## START

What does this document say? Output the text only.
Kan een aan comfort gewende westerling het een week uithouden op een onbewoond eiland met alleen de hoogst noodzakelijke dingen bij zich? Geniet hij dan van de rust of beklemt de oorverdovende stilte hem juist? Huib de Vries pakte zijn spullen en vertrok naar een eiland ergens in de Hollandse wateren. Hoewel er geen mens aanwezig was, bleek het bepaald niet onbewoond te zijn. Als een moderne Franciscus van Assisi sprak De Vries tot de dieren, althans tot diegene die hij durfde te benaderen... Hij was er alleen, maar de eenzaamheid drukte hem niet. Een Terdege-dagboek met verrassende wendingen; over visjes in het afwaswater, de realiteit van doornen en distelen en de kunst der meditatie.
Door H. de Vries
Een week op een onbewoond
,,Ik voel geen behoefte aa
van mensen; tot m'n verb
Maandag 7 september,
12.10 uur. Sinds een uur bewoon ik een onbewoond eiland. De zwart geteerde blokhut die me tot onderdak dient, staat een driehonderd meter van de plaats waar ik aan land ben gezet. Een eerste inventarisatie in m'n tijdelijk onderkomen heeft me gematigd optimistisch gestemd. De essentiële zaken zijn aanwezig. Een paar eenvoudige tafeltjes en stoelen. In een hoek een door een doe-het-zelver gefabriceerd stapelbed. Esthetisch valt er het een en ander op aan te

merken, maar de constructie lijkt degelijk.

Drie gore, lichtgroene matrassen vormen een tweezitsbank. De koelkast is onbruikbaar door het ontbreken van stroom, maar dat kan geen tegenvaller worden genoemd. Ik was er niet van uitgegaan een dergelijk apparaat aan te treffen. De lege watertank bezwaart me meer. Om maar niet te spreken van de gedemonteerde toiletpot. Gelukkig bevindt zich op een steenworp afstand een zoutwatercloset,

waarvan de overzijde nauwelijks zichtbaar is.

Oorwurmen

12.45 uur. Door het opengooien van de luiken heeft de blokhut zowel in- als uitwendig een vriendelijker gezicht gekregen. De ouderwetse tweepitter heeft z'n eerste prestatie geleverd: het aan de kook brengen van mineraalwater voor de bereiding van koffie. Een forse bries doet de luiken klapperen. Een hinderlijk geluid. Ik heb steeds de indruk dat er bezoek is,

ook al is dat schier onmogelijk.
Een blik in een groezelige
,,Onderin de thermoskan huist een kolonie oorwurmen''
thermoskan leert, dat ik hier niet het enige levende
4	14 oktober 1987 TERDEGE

## END

> _The exercise_: Return each entry from above without altering a single character.

> _Written answer_:
What does this document say? Output the text only.
Kan een aan comfort gewende westerling het een week uithouden op een onbewoond eiland met alleen de hoogst noodzakelijke dingen bij zich? Geniet hij dan van de rust of beklemt de oorverdovende stilte hem juist? Huib de Vries pakte zijn spullen en vertrok naar een eiland ergens in de Hollandse wateren. Hoewel er geen mens aanwezig was, bleek het bepaald niet onbewoond te zijn. Als een moderne Franciscus van Assisi sprak De Vries tot de dieren, althans tot diegene die hij durfde te benaderen... Hij was er alleen, maar de eenzaamheid drukte hem niet. Een Terdege-dagboek met verrassende wendingen; over visjes in het afwaswater, de realiteit van doornen en distelen en de kunst der meditatie.
Door H. de Vries
Een week op een onbewoond
,,Ik voel geen behoefte aa
van mensen; tot m'n verb
Maandag 7 september,
12.10 uur. Sinds een uur bewoon ik een onbewoond eiland. De zwart geteerde blokhut die me tot onderdak dient, staat een driehonderd meter van de plaats waar ik aan land ben gezet. Een eerste inventarisatie in m'n tijdelijk onderkomen heeft me gematigd optimistisch gestemd. De essentiële zaken zijn aanwezig. Een paar eenvoudige tafeltjes en stoelen. In een hoek een door een doe-het-zelver gefabriceerd stapelbed. Esthetisch valt er het een en ander op aan te

merken, maar de constructie lijkt degelijk.

Drie gore, lichtgroene matrassen vormen een tweezitsbank. De koelkast is onbruikbaar door het ontbreken van stroom, maar dat kan geen tegenvaller worden genoemd. Ik was er niet van uitgegaan een dergelijk apparaat aan te treffen. De lege watertank bezwaart me meer. Om maar niet te spreken van de gedemonteerde toiletpot. Gelukkig bevindt zich op een steenworp afstand een zoutwatercloset,

waarvan de overzijde nauwelijks zichtbaar is.

Oorwurmen

12.45 uur. Door het opengooien van de luiken heeft de blokhut zowel in- als uitwendig een vriendelijker gezicht gekregen. De ouderwetse tweepitter heeft z'n eerste prestatie geleverd: het aan de kook brengen van mineraalwater voor de bereiding van koffie. Een forse bries doet de luiken klapperen. Een hinderlijk geluid. Ik heb steeds de indruk dat er bezoek is,

ook al is dat schier onmogelijk.
Een blik in een groezelige
,,Onderin de thermoskan huist een kolonie oorwurmen''
thermoskan leert, dat ik hier niet het enige levende
4	14 oktober 1987 TERDEGE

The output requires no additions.